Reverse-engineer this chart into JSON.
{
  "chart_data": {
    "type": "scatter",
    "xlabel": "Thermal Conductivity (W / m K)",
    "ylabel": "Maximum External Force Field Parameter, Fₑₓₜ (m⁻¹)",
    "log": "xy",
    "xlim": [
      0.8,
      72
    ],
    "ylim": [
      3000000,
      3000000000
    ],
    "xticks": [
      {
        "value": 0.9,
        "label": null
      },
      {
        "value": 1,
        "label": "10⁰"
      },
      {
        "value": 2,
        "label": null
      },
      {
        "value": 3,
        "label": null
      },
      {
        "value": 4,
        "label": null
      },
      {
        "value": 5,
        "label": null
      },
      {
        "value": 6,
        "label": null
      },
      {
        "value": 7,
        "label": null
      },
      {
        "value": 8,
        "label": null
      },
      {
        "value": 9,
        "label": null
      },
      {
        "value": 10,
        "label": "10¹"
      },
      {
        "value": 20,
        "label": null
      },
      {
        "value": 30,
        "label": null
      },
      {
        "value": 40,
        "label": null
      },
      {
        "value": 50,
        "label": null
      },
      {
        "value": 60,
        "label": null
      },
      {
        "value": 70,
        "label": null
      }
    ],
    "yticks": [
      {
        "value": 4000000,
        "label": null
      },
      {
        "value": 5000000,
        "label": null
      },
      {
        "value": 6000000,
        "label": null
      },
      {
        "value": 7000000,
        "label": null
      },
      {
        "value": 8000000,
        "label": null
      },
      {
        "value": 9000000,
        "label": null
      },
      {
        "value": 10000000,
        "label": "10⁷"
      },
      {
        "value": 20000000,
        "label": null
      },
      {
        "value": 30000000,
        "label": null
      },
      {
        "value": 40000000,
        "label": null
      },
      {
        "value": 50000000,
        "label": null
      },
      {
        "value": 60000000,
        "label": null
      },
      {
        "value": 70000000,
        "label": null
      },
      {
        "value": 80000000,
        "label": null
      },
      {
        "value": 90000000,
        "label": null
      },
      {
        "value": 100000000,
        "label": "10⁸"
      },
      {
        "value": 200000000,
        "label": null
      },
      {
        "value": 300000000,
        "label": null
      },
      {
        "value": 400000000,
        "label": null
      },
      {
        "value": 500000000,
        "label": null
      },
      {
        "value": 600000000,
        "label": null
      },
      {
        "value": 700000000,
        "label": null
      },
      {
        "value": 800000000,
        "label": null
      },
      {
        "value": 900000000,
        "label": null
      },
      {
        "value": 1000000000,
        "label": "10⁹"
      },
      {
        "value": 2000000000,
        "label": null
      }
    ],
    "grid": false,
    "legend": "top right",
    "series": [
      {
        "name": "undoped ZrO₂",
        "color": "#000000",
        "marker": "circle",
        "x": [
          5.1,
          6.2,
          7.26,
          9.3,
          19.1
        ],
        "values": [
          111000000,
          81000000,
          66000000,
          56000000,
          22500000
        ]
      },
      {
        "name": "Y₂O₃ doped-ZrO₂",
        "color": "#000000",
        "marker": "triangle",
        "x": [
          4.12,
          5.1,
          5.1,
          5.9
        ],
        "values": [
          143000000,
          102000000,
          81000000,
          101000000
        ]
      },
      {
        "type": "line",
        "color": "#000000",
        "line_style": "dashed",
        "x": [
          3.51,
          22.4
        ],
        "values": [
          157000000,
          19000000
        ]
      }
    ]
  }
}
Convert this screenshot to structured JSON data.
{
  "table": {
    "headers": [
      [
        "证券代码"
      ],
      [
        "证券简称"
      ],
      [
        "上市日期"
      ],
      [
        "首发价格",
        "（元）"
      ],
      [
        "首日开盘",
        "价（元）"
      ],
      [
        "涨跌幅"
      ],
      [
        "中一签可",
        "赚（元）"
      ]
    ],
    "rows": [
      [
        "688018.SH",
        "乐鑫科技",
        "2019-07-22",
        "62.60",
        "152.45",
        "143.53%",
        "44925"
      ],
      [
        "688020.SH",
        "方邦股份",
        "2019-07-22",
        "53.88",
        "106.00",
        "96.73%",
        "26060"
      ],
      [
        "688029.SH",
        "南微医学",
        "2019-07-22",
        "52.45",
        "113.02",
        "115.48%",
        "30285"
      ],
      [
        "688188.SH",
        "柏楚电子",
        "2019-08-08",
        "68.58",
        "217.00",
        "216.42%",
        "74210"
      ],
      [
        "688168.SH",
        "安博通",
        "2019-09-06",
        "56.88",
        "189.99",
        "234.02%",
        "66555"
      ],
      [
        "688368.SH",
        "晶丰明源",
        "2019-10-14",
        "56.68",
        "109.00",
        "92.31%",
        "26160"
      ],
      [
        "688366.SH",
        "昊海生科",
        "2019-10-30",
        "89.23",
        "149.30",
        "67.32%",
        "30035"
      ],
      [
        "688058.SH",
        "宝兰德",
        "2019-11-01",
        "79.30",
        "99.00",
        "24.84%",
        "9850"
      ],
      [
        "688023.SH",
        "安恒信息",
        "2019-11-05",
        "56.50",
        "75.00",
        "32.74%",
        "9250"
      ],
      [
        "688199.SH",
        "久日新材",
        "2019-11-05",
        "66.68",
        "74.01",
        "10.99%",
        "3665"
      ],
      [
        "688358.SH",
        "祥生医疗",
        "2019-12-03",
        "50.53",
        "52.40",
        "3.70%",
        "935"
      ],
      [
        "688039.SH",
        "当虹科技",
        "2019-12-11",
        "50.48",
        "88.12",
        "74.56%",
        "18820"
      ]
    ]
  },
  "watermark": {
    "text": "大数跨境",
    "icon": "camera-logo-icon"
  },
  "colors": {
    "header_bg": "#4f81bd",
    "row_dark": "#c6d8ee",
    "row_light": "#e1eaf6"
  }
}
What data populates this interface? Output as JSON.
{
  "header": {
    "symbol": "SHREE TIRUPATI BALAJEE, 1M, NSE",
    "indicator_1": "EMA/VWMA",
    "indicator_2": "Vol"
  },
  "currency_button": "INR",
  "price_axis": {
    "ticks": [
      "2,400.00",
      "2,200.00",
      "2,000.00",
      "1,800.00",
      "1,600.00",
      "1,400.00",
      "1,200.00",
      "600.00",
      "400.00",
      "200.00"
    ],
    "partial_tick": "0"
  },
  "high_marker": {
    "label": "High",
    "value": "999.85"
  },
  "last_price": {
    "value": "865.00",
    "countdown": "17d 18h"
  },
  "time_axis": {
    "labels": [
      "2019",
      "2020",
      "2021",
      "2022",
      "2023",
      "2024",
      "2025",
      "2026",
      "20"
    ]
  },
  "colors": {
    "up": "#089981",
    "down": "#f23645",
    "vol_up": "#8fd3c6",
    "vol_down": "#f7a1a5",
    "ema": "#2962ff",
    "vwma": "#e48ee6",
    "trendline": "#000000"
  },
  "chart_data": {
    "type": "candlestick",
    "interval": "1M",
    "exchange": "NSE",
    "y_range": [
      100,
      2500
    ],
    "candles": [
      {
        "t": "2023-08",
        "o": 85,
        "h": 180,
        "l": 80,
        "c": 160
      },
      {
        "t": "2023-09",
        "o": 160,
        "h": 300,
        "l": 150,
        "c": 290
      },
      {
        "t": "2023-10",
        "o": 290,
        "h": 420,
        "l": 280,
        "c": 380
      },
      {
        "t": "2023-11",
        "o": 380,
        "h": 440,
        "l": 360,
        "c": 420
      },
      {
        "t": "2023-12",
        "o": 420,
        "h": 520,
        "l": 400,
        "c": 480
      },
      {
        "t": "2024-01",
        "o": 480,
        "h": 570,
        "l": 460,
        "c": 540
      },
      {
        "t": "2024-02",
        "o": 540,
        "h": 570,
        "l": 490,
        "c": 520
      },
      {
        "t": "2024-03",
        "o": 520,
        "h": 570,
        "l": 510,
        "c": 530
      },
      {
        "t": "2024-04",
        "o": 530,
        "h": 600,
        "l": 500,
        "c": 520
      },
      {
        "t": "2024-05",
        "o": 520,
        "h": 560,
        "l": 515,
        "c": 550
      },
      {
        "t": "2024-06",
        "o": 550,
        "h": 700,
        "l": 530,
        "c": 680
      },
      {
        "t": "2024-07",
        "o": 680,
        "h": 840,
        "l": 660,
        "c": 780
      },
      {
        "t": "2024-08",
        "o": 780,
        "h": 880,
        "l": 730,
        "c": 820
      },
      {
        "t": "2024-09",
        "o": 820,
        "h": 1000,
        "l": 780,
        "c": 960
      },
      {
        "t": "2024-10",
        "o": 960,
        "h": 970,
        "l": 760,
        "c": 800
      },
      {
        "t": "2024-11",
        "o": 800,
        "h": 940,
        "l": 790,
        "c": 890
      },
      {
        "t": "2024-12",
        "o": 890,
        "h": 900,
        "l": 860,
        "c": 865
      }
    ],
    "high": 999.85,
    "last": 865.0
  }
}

» Task to complete: Look through the entries above; copy each line where the string "JSON" appears.

» Task response:
Reverse-engineer this chart into JSON.
Convert this screenshot to structured JSON data.
What data populates this interface? Output as JSON.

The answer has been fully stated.